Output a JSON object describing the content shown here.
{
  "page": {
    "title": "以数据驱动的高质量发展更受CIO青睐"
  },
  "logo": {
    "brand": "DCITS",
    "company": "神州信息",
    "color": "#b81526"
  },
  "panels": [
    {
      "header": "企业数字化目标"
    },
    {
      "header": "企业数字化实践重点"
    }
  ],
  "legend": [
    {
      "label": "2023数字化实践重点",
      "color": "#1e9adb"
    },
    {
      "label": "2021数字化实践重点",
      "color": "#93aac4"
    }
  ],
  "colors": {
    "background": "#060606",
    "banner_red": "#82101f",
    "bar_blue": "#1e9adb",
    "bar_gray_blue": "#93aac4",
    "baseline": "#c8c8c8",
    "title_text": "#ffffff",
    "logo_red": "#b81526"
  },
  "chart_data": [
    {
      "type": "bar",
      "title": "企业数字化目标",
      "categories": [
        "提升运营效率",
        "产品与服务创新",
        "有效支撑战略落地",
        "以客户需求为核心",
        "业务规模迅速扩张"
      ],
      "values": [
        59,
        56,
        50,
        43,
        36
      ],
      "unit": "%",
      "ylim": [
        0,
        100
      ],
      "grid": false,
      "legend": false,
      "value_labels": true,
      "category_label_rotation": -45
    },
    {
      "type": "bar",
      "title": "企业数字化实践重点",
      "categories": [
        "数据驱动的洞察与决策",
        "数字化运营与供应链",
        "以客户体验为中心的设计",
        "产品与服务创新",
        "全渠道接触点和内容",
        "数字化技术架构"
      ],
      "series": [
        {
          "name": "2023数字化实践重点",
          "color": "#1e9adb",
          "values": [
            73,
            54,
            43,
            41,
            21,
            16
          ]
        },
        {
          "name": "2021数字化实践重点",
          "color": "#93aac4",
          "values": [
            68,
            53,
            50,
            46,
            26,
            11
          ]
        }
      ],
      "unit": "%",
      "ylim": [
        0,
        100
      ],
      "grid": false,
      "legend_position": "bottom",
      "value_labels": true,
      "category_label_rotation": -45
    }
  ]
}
________________________________________
**What you are asked to do**
Quote the data above in full, changing nothing.

**Reply**
Output a JSON object describing the content shown here.
{
  "page": {
    "title": "以数据驱动的高质量发展更受CIO青睐"
  },
  "logo": {
    "brand": "DCITS",
    "company": "神州信息",
    "color": "#b81526"
  },
  "panels": [
    {
      "header": "企业数字化目标"
    },
    {
      "header": "企业数字化实践重点"
    }
  ],
  "legend": [
    {
      "label": "2023数字化实践重点",
      "color": "#1e9adb"
    },
    {
      "label": "2021数字化实践重点",
      "color": "#93aac4"
    }
  ],
  "colors": {
    "background": "#060606",
    "banner_red": "#82101f",
    "bar_blue": "#1e9adb",
    "bar_gray_blue": "#93aac4",
    "baseline": "#c8c8c8",
    "title_text": "#ffffff",
    "logo_red": "#b81526"
  },
  "chart_data": [
    {
      "type": "bar",
      "title": "企业数字化目标",
      "categories": [
        "提升运营效率",
        "产品与服务创新",
        "有效支撑战略落地",
        "以客户需求为核心",
        "业务规模迅速扩张"
      ],
      "values": [
        59,
        56,
        50,
        43,
        36
      ],
      "unit": "%",
      "ylim": [
        0,
        100
      ],
      "grid": false,
      "legend": false,
      "value_labels": true,
      "category_label_rotation": -45
    },
    {
      "type": "bar",
      "title": "企业数字化实践重点",
      "categories": [
        "数据驱动的洞察与决策",
        "数字化运营与供应链",
        "以客户体验为中心的设计",
        "产品与服务创新",
        "全渠道接触点和内容",
        "数字化技术架构"
      ],
      "series": [
        {
          "name": "2023数字化实践重点",
          "color": "#1e9adb",
          "values": [
            73,
            54,
            43,
            41,
            21,
            16
          ]
        },
        {
          "name": "2021数字化实践重点",
          "color": "#93aac4",
          "values": [
            68,
            53,
            50,
            46,
            26,
            11
          ]
        }
      ],
      "unit": "%",
      "ylim": [
        0,
        100
      ],
      "grid": false,
      "legend_position": "bottom",
      "value_labels": true,
      "category_label_rotation": -45
    }
  ]
}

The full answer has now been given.